**Task prompt:** From the listing below, pull out the lines that hold "Plot".

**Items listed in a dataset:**

--- start ---

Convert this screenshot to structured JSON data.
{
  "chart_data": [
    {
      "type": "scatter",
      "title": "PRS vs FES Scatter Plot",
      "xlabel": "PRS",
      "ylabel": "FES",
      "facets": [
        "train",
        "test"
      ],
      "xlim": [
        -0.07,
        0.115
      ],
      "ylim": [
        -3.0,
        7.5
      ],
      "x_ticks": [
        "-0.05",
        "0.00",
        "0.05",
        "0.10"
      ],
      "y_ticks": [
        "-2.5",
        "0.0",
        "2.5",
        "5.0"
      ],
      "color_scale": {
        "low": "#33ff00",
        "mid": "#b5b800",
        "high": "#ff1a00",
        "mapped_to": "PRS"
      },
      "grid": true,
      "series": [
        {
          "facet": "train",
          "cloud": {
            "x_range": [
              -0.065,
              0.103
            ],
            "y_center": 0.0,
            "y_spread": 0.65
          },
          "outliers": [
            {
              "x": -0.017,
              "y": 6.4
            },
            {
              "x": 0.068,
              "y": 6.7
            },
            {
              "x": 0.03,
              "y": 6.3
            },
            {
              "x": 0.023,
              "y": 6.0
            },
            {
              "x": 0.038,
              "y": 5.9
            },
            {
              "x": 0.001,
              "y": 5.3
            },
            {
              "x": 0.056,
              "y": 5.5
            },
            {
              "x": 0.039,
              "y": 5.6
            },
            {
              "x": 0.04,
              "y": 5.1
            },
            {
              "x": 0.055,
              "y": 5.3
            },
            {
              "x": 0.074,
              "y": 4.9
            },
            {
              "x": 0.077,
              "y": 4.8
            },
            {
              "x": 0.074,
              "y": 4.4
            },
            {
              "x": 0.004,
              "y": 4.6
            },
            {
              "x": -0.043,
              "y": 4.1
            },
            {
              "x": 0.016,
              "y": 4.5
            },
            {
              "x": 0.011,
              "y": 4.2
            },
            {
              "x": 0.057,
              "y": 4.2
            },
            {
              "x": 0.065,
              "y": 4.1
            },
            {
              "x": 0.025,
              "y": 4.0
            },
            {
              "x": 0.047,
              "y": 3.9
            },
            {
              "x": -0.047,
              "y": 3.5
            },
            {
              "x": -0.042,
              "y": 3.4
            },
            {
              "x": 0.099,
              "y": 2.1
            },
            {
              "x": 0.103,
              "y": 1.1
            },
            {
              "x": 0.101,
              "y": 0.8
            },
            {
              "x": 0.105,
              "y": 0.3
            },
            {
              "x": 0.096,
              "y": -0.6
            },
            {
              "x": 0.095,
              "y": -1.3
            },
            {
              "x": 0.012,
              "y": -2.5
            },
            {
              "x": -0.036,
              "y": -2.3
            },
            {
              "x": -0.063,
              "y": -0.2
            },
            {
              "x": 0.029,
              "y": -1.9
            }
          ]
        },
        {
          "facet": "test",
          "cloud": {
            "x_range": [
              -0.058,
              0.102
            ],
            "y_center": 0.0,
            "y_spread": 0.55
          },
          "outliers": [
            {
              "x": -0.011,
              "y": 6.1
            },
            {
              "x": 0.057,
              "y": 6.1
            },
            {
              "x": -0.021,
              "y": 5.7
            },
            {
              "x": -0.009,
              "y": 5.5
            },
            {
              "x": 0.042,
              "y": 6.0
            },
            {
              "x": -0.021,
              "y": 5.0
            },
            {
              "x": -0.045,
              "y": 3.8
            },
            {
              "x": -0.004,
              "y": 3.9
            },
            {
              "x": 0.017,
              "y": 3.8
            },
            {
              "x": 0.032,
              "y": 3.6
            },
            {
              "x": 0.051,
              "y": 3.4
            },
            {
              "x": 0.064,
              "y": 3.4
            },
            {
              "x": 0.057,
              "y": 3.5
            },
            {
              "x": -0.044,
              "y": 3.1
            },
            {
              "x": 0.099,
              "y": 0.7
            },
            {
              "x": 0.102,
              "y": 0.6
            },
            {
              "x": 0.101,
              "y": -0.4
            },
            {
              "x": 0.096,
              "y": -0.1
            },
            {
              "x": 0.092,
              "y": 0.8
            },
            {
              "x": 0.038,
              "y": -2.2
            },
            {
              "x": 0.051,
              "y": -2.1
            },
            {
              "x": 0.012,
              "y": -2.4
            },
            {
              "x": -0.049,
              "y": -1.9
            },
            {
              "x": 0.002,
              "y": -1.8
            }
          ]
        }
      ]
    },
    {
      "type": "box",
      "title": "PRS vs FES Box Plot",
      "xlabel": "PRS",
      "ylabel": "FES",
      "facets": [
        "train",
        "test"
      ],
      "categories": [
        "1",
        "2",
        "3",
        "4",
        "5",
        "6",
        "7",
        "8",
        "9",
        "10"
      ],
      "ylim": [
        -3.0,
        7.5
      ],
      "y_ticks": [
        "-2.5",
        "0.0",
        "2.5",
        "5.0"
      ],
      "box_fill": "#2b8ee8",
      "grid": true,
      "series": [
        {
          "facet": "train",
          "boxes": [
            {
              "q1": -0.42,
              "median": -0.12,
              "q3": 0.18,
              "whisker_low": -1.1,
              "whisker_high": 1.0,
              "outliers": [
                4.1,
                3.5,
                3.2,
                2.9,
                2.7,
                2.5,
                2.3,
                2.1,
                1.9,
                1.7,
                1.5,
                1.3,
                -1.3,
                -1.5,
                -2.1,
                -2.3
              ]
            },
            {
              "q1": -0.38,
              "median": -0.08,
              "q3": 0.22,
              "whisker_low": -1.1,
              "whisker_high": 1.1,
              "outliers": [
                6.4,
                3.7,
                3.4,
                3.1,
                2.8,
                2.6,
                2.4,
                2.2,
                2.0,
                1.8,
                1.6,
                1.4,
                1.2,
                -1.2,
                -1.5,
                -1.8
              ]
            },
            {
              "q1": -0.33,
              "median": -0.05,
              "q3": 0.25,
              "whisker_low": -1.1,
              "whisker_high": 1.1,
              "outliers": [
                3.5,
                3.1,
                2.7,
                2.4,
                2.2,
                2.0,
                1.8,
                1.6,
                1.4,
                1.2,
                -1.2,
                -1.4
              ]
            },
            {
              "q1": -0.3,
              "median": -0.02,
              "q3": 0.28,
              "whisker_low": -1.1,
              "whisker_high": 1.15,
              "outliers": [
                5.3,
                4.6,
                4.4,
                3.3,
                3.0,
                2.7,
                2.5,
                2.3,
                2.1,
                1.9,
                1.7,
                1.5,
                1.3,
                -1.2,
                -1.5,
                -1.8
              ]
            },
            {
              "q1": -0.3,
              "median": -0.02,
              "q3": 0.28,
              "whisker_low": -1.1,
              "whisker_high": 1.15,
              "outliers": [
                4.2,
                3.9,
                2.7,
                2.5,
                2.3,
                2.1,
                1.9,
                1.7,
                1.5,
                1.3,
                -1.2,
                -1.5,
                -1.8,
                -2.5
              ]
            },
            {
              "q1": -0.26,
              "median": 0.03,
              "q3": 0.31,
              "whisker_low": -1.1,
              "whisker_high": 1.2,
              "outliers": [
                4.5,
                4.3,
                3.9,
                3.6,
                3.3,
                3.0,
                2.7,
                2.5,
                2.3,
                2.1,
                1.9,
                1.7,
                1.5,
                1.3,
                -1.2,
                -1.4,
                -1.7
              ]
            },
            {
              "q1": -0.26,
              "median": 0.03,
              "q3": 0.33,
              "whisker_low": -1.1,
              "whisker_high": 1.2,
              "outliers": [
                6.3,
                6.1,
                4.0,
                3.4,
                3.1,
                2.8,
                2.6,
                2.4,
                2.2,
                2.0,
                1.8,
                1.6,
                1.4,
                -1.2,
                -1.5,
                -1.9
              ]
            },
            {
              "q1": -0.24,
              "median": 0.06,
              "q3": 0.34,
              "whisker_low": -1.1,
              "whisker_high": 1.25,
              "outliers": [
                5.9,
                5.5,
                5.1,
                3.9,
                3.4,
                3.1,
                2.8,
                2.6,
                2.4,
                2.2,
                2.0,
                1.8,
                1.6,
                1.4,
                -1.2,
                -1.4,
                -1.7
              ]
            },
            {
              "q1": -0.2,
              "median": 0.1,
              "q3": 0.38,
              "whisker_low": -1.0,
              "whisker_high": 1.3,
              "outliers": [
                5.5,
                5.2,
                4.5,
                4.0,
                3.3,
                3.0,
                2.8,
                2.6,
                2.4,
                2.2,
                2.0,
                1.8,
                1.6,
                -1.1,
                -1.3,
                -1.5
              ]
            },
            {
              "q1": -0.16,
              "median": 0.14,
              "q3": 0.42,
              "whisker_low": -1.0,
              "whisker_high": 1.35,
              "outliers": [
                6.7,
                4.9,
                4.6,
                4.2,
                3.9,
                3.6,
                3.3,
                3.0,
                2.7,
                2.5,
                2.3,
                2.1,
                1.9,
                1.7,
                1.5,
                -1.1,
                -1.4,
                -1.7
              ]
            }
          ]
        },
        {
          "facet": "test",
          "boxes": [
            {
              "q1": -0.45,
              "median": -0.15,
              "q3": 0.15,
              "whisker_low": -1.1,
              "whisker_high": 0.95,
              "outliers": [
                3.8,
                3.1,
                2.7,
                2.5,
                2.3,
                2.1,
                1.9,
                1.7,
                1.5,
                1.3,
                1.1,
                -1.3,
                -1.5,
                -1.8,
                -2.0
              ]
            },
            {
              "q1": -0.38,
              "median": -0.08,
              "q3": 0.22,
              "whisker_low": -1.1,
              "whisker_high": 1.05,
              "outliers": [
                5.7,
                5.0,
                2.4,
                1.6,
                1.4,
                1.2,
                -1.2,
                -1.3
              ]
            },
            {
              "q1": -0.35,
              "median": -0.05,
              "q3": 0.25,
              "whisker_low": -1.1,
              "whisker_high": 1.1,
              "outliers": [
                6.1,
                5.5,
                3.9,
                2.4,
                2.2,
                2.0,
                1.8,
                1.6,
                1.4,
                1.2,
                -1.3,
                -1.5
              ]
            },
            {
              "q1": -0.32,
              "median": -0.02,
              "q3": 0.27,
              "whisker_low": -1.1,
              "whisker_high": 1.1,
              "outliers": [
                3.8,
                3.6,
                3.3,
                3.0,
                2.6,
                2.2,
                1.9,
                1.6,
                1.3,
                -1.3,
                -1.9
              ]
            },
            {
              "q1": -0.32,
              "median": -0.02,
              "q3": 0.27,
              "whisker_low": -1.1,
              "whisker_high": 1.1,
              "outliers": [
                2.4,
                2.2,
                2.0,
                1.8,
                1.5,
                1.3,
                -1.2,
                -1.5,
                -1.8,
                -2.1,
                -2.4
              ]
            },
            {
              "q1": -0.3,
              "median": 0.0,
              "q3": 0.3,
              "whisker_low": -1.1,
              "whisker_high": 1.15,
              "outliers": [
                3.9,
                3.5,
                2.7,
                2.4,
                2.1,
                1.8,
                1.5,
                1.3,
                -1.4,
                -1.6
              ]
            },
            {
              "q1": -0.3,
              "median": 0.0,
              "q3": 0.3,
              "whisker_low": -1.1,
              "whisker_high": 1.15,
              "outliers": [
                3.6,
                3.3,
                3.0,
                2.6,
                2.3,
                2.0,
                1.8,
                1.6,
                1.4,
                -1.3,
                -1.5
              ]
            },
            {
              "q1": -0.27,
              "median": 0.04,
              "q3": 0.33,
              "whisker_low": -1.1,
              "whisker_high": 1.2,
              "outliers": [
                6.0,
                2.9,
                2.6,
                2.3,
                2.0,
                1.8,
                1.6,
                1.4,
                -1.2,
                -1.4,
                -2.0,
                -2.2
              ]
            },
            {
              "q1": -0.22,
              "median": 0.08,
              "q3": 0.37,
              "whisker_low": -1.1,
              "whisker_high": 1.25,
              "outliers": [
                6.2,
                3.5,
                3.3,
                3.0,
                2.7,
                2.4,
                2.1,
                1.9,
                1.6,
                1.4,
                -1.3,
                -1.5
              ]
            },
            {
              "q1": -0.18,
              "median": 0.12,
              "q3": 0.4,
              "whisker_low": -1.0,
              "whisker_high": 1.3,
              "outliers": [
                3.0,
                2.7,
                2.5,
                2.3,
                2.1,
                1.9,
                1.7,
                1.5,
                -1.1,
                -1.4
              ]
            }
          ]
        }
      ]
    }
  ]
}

--- end ---

**Solution to this task:**
      "title": "PRS vs FES Scatter Plot",
      "title": "PRS vs FES Box Plot",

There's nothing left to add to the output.